→ COMPITI
1. Riassumi in due frasi il brano sulle microstorie di Svevo.
2. Indica se ciascuna affermazione concorda con il brano sulle microstorie di Svevo, rispondendo sì o no e citando le parole decisive del testo: (a) le figure parentali si rivelano modelli adeguati; (b) il brano contiene un riferimento al vecchio Silva che manda denari; (c) la ricerca comparata sul comportamento è funzionale in ogni caso.
3. Prosegui il brano sulle microstorie di Svevo a partire dalla sua ultima frase.

━━ ESTRATTO DELLA FONTE

Le microstorie, inoltre, sono costruite su vari disegni strutturali che, in maniera implicita, intervengono anche sull’educazione ricevuta a casa dal ragazzo e stigmatizzano, indirettamente, le figure parenterali o, comunque, i modelli di riferimento da lui assunti quando, a prima vista dominatori incontrastati, si rivelano sostanzialmente, inadeguate “muse inquietanti”(13) sclerotizzate che non sanno strappare le spesse pareti della gabbia di “morte prematura, non vita” in cui giacciono inermi, avviluppate nella tetragona immobilità di incrollabili certezze mai sottoposte al vaglio del dubbio critico. Se i genitori, sembra dire Svevo con allusivi riferimenti al “vecchio Silva manda denari”, non manifestano la propria stima per il figlio e “si mostrano rigidi verso i cambiamenti, non costituiranno una base sicura soprattutto nei momenti di difficoltà e l’adolescente rischierà di trovarsi di fronte a un muro di resistenze difficile da superare, si confonderà rispetto alle proprie spinte interne o, peggio, non sarà in grado di contenere le normali oscillazioni tra movimenti di esplorazione del mondo e movimenti di ritorno al nido sicuro della famiglia”(14). La “vergleichende Verhaltensforschung, la ricerca comparata sul comportamento, insomma, sarà funzionale solo se essi sapranno specificare i meccanismi delle inibizioni del minorenne”(15), ne rispetteranno le relazioni spazio-temporali, gli consentiranno di scegliere la sua strada senza condizioni e ne gestiranno, con cosciente responsabilità, la delicata fase di passaggio dall’infanzia all’età adulta.

━━━━
━━ DATI REGISTRATI

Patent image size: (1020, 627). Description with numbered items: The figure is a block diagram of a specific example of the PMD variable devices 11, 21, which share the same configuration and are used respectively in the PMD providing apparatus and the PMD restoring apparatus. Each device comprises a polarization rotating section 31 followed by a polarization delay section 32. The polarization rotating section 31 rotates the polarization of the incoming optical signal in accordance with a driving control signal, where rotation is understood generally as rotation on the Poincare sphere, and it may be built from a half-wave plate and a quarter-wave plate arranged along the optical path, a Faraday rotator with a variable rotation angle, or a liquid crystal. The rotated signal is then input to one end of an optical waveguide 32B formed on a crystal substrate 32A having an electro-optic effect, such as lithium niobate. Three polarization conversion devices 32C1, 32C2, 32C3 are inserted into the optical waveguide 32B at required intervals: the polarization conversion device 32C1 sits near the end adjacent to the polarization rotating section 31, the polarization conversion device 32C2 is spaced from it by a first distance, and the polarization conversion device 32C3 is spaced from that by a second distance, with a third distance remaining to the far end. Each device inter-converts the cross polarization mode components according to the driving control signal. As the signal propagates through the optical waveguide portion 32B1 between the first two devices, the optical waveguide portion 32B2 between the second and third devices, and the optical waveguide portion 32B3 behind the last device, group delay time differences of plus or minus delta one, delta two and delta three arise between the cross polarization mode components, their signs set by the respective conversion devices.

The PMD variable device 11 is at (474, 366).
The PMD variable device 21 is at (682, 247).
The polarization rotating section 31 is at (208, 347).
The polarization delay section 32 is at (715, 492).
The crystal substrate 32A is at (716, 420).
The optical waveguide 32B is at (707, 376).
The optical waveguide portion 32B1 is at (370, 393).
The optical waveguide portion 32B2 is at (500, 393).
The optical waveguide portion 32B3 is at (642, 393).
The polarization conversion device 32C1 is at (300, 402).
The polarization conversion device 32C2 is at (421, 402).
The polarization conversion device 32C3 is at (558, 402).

━━━━
━━ DATI REGISTRATI

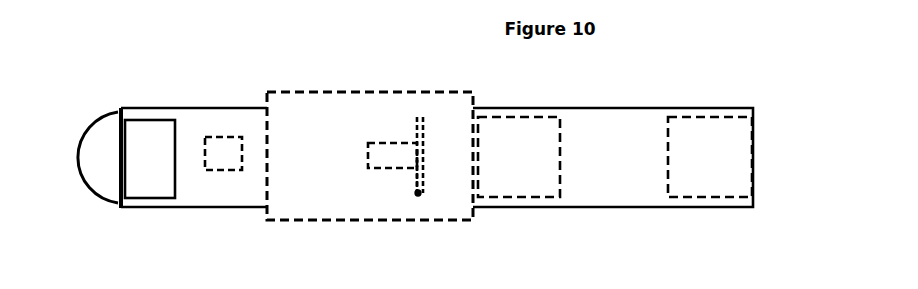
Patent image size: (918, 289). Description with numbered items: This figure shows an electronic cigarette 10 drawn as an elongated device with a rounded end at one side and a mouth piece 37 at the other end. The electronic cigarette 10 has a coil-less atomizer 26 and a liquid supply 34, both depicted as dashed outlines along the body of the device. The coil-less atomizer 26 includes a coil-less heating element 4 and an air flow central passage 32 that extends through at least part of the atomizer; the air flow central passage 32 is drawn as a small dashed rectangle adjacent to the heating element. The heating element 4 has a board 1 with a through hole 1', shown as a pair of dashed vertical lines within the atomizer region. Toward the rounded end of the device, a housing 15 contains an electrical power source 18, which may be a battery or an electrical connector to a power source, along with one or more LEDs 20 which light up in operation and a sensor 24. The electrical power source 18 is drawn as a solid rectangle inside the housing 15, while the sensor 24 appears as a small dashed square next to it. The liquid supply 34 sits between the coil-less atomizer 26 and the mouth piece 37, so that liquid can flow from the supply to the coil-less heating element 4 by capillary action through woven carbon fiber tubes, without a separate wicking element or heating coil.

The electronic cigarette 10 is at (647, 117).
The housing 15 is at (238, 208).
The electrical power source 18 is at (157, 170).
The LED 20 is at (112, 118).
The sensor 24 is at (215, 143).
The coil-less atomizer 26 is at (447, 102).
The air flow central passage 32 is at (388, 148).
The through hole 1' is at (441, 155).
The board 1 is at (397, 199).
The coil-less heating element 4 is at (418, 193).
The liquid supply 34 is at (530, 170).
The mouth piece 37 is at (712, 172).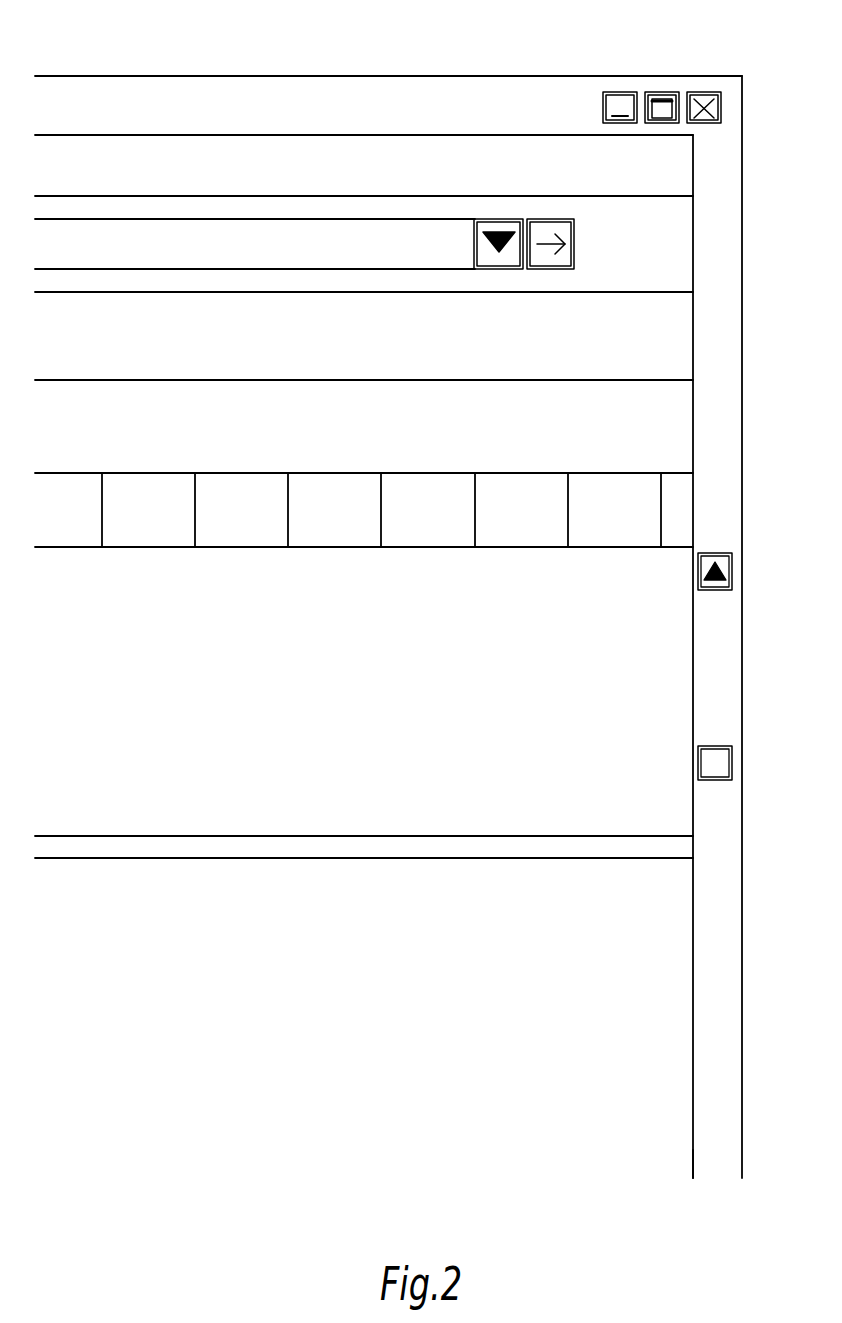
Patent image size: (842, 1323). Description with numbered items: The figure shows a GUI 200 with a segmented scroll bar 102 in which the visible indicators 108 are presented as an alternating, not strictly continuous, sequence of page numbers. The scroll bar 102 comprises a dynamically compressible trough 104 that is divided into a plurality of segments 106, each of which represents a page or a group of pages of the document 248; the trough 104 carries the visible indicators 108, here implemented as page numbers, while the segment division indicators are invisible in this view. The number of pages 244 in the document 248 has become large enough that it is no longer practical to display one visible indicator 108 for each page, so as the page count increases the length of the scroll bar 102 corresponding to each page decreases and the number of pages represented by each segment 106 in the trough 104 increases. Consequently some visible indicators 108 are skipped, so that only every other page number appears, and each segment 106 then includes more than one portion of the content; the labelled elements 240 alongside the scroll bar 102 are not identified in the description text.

━━━━
━━ DATI REGISTRATI

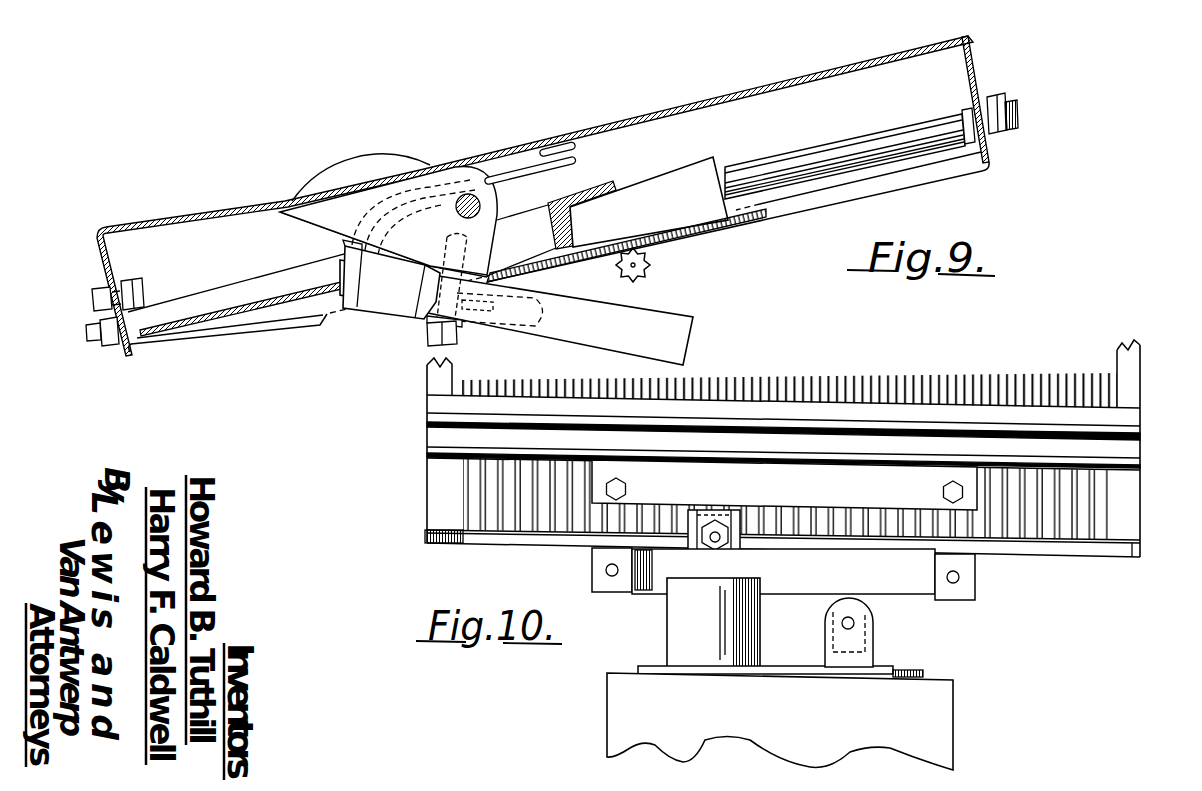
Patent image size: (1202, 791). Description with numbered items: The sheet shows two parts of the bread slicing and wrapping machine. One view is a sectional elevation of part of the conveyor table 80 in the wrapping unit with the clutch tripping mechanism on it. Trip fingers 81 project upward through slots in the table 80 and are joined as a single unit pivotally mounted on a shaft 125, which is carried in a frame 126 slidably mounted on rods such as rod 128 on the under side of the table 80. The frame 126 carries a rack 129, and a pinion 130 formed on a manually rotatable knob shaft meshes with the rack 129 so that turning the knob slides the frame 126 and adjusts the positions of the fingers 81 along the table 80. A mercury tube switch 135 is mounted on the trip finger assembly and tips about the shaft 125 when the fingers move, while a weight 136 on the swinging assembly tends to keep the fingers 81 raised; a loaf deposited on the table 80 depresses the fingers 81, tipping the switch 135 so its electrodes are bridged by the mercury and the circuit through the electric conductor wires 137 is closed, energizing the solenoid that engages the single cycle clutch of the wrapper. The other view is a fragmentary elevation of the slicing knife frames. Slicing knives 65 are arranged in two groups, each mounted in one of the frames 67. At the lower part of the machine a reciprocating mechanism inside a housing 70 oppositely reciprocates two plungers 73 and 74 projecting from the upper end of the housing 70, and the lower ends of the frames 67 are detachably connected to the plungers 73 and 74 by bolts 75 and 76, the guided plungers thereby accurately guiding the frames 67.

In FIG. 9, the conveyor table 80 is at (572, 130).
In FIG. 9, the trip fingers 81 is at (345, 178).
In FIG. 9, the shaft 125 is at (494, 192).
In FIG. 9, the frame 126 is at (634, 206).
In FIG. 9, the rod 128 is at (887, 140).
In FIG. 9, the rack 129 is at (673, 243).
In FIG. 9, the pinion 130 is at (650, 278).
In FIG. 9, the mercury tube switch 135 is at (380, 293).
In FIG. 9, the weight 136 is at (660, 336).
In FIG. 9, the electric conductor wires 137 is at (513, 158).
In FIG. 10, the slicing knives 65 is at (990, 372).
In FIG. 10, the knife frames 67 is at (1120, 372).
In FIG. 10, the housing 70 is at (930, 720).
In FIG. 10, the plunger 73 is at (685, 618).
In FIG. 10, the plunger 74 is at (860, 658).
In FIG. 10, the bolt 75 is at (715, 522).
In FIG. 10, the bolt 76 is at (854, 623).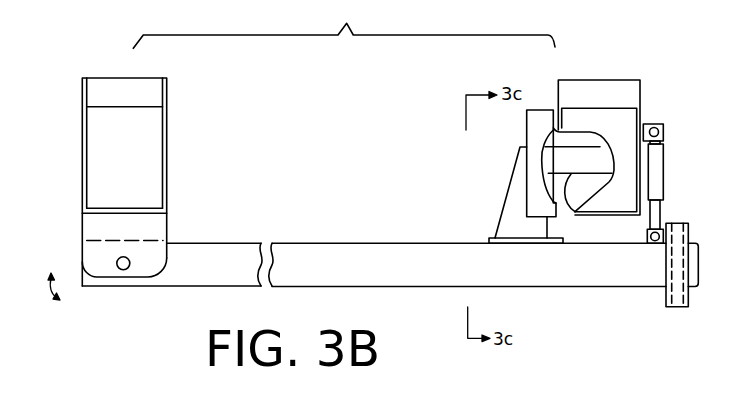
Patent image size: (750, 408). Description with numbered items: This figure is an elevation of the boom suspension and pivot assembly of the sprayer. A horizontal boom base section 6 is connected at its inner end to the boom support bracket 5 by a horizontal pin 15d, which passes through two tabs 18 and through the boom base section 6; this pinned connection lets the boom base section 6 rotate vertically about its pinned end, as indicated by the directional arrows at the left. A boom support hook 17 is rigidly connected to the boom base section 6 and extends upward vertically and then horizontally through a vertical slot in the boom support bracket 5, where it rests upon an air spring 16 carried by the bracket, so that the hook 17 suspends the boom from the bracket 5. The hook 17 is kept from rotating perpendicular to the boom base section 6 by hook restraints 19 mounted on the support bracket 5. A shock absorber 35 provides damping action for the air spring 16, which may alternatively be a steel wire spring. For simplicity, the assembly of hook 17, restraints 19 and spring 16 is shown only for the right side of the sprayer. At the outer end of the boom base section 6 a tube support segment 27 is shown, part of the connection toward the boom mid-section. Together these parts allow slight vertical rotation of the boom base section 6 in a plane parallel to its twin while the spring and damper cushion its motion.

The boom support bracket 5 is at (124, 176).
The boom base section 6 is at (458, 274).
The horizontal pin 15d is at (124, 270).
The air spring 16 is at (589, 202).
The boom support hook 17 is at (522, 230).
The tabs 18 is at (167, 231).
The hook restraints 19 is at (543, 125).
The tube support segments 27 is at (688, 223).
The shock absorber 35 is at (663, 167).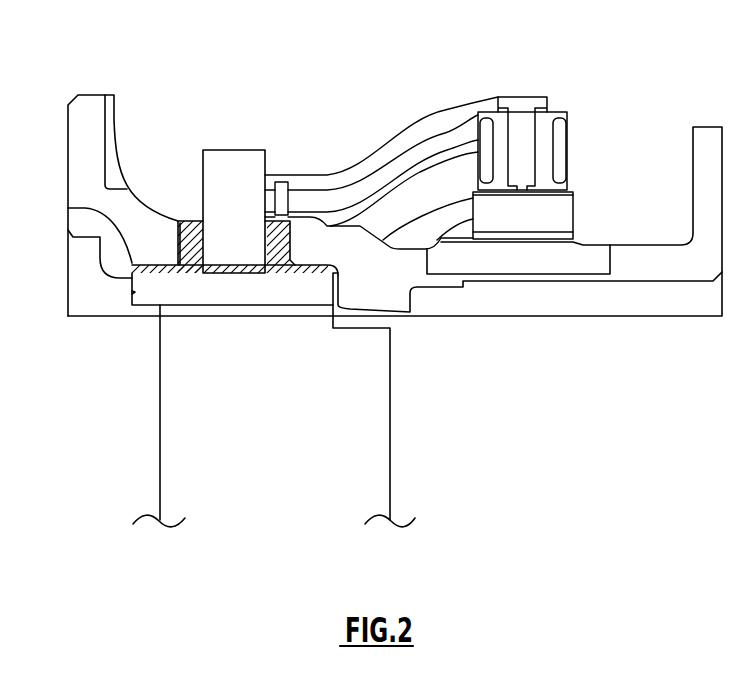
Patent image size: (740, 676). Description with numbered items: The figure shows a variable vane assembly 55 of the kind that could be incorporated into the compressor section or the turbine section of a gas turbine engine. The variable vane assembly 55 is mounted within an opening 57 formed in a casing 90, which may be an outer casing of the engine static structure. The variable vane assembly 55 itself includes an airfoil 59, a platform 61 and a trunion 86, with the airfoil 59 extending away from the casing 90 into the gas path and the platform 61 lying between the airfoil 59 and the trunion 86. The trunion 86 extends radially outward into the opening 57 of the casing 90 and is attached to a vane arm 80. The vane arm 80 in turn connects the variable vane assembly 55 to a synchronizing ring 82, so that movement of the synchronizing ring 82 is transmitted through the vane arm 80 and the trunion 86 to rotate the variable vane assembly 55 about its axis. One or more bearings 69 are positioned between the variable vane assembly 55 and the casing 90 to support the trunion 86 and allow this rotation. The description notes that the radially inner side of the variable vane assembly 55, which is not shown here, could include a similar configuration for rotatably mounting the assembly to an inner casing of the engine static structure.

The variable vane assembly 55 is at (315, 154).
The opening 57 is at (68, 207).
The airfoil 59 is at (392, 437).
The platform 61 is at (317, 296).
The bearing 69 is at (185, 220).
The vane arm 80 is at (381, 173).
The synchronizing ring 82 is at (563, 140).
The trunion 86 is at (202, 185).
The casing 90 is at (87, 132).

━━━━

→ RISPOSTE AI COMPITI
1. Le microstorie colpiscono indirettamente l'educazione ricevuta a casa dal ragazzo e le figure parentali, che si rivelano modelli inadeguati, chiusi in incrollabili certezze mai sottoposte al dubbio critico. Svevo sembra suggerire che, se i genitori non stimano il figlio e sono rigidi verso i cambiamenti, l'adolescente rischia di trovarsi davanti a un muro di resistenze e di confondersi, e che la ricerca comparata sul comportamento sarà utile solo se i genitori sapranno specificare i meccanismi delle sue inibizioni e gestire con responsabilità il suo passaggio all'età adulta.

2.
(a) No: «si rivelano sostanzialmente, inadeguate “muse inquietanti”».
(b) Sì: «“vecchio Silva manda denari”».
(c) No: «sarà funzionale solo se essi sapranno specificare i meccanismi delle inibizioni del minorenne».

3.
Nelle pagine dell’antieroe ante litteram, in definitiva, “il giovane Ulisse che, terminate le lotte dell'infanzia, ha bisogno di esplorare il mondo e vivere entusiasmanti esperienze per poi ritornare a Itaca, in cui la fedelissima Penelope lo aspetta”(16), INDIVIDUERÀ, nell’interdipendenza tra la macrostorie e i processi psicologici dei singoli, pur senza farle oggetto diretto di rappresentazione visibile, le analogie più sottili. Così coinvolto, si ACCOSTERA’ con ardore a questo luminare fortemente problematico, negativo per un verso, come perfetto campione di falsa coscienza borghese, ma anche positivo, come strumento di conoscenza disponibile a ogni forma di sviluppo e CERCHERA’ DI FAR PROPRIO il ruolo dello smascheratore implacabile, “piccolo giudice”(17) che, congetturando, in ipotiposi, strade diverse da esplorare, diventerà, per lui, prototipo acutissimo di crescita umana e sociale e rialzerà la testa. La paralisi della sua anima scomparirà come per magia, con la ferma determinazione di interpretarla scientificamente nella speranza di far scaturire, dalle continue frustrazioni, un pessimismo attivo che lo allontanerà dallo stato di inedia in cui era piombato.
Matilde Perriera
Docente di Italiano e Latino
NOTE
1) Giovanni Paolo II, Lettera enciclica Centesimus annusnel centenario della Rerum novarum, 1° maggio 1991, da Tutte le encicliche di Giovanni Paolo II, Milano 2005
2) Salvatore Guglielmino, Guida al Novecento, 1988
3) Italo Svevo, Un individualista, articolo giovanile, 1878 c.a.
4) La biculturalità frantumata. Intervista a Mourad Kahloula - Prospettive sociali e sanitarie, 2004
5) Italo Svevo, Profilo autobiografico, in Giacomo De Benedetti, Saggi critici, 1986
6) Italo Svevo, Pagine di diario, Ibidem
7) Eugenio Montale, Omaggio a Italo Svevo, 1925
8) Benjamin Crémieux, Lettera di Benjamin Cremieux a Italo Svevo, 17 febbraio 1926.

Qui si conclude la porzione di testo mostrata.